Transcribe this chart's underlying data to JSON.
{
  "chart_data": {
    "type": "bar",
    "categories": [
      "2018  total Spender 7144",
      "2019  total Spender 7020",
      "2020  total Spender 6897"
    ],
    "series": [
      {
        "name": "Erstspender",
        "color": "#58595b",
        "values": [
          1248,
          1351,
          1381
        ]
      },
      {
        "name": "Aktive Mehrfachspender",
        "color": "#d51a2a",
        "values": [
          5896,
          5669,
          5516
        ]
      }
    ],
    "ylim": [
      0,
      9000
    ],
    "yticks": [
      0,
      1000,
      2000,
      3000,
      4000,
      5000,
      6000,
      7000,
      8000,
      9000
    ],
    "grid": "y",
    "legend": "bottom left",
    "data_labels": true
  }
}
========
• _Written exercise_
Only a number is wanted: how many lines of the data above contain "name"?

• _Result of the exercise_
2